Print each of the entries exactly, leaving nothing out.

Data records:
'''

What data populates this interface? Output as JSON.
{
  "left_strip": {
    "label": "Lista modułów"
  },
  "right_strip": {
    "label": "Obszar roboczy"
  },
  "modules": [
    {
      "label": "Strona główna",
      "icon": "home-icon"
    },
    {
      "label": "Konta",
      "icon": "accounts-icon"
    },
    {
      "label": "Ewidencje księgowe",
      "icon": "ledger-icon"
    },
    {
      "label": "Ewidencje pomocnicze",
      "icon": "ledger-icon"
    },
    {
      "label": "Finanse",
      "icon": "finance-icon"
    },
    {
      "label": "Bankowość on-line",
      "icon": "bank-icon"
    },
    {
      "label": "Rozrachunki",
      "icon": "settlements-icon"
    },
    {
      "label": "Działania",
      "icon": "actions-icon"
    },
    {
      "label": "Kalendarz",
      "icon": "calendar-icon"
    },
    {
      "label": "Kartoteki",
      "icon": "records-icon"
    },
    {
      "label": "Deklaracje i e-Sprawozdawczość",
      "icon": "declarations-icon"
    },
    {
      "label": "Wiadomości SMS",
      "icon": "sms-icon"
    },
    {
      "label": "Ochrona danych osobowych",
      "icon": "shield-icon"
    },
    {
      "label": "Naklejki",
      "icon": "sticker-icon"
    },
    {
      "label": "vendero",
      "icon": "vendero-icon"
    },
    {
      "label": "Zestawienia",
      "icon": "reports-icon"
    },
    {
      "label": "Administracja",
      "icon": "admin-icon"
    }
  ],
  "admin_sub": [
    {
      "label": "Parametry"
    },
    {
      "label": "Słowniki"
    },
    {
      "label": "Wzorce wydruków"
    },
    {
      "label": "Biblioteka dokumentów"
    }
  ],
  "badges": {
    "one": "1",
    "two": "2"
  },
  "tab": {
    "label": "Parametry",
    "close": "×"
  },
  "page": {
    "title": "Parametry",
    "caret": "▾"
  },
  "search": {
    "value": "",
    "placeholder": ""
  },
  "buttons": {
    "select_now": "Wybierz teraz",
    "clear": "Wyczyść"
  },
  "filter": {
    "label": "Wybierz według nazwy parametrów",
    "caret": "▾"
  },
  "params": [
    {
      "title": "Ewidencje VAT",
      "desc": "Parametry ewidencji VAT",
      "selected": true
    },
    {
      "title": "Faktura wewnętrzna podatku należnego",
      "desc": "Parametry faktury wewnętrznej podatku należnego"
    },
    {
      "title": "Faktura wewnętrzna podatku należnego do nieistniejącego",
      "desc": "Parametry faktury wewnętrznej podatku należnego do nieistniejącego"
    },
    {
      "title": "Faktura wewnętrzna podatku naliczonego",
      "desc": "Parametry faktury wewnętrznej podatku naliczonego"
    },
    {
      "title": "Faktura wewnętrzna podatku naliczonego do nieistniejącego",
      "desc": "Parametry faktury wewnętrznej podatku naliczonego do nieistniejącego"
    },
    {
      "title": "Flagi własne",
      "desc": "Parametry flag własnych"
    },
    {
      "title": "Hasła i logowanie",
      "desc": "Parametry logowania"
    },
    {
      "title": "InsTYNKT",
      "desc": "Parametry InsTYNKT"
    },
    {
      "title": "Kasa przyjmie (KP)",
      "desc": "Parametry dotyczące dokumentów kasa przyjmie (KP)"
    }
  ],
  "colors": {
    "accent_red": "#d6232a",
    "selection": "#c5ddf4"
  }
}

'''

THE SOLUTION:
What data populates this interface? Output as JSON.
{
  "left_strip": {
    "label": "Lista modułów"
  },
  "right_strip": {
    "label": "Obszar roboczy"
  },
  "modules": [
    {
      "label": "Strona główna",
      "icon": "home-icon"
    },
    {
      "label": "Konta",
      "icon": "accounts-icon"
    },
    {
      "label": "Ewidencje księgowe",
      "icon": "ledger-icon"
    },
    {
      "label": "Ewidencje pomocnicze",
      "icon": "ledger-icon"
    },
    {
      "label": "Finanse",
      "icon": "finance-icon"
    },
    {
      "label": "Bankowość on-line",
      "icon": "bank-icon"
    },
    {
      "label": "Rozrachunki",
      "icon": "settlements-icon"
    },
    {
      "label": "Działania",
      "icon": "actions-icon"
    },
    {
      "label": "Kalendarz",
      "icon": "calendar-icon"
    },
    {
      "label": "Kartoteki",
      "icon": "records-icon"
    },
    {
      "label": "Deklaracje i e-Sprawozdawczość",
      "icon": "declarations-icon"
    },
    {
      "label": "Wiadomości SMS",
      "icon": "sms-icon"
    },
    {
      "label": "Ochrona danych osobowych",
      "icon": "shield-icon"
    },
    {
      "label": "Naklejki",
      "icon": "sticker-icon"
    },
    {
      "label": "vendero",
      "icon": "vendero-icon"
    },
    {
      "label": "Zestawienia",
      "icon": "reports-icon"
    },
    {
      "label": "Administracja",
      "icon": "admin-icon"
    }
  ],
  "admin_sub": [
    {
      "label": "Parametry"
    },
    {
      "label": "Słowniki"
    },
    {
      "label": "Wzorce wydruków"
    },
    {
      "label": "Biblioteka dokumentów"
    }
  ],
  "badges": {
    "one": "1",
    "two": "2"
  },
  "tab": {
    "label": "Parametry",
    "close": "×"
  },
  "page": {
    "title": "Parametry",
    "caret": "▾"
  },
  "search": {
    "value": "",
    "placeholder": ""
  },
  "buttons": {
    "select_now": "Wybierz teraz",
    "clear": "Wyczyść"
  },
  "filter": {
    "label": "Wybierz według nazwy parametrów",
    "caret": "▾"
  },
  "params": [
    {
      "title": "Ewidencje VAT",
      "desc": "Parametry ewidencji VAT",
      "selected": true
    },
    {
      "title": "Faktura wewnętrzna podatku należnego",
      "desc": "Parametry faktury wewnętrznej podatku należnego"
    },
    {
      "title": "Faktura wewnętrzna podatku należnego do nieistniejącego",
      "desc": "Parametry faktury wewnętrznej podatku należnego do nieistniejącego"
    },
    {
      "title": "Faktura wewnętrzna podatku naliczonego",
      "desc": "Parametry faktury wewnętrznej podatku naliczonego"
    },
    {
      "title": "Faktura wewnętrzna podatku naliczonego do nieistniejącego",
      "desc": "Parametry faktury wewnętrznej podatku naliczonego do nieistniejącego"
    },
    {
      "title": "Flagi własne",
      "desc": "Parametry flag własnych"
    },
    {
      "title": "Hasła i logowanie",
      "desc": "Parametry logowania"
    },
    {
      "title": "InsTYNKT",
      "desc": "Parametry InsTYNKT"
    },
    {
      "title": "Kasa przyjmie (KP)",
      "desc": "Parametry dotyczące dokumentów kasa przyjmie (KP)"
    }
  ],
  "colors": {
    "accent_red": "#d6232a",
    "selection": "#c5ddf4"
  }
}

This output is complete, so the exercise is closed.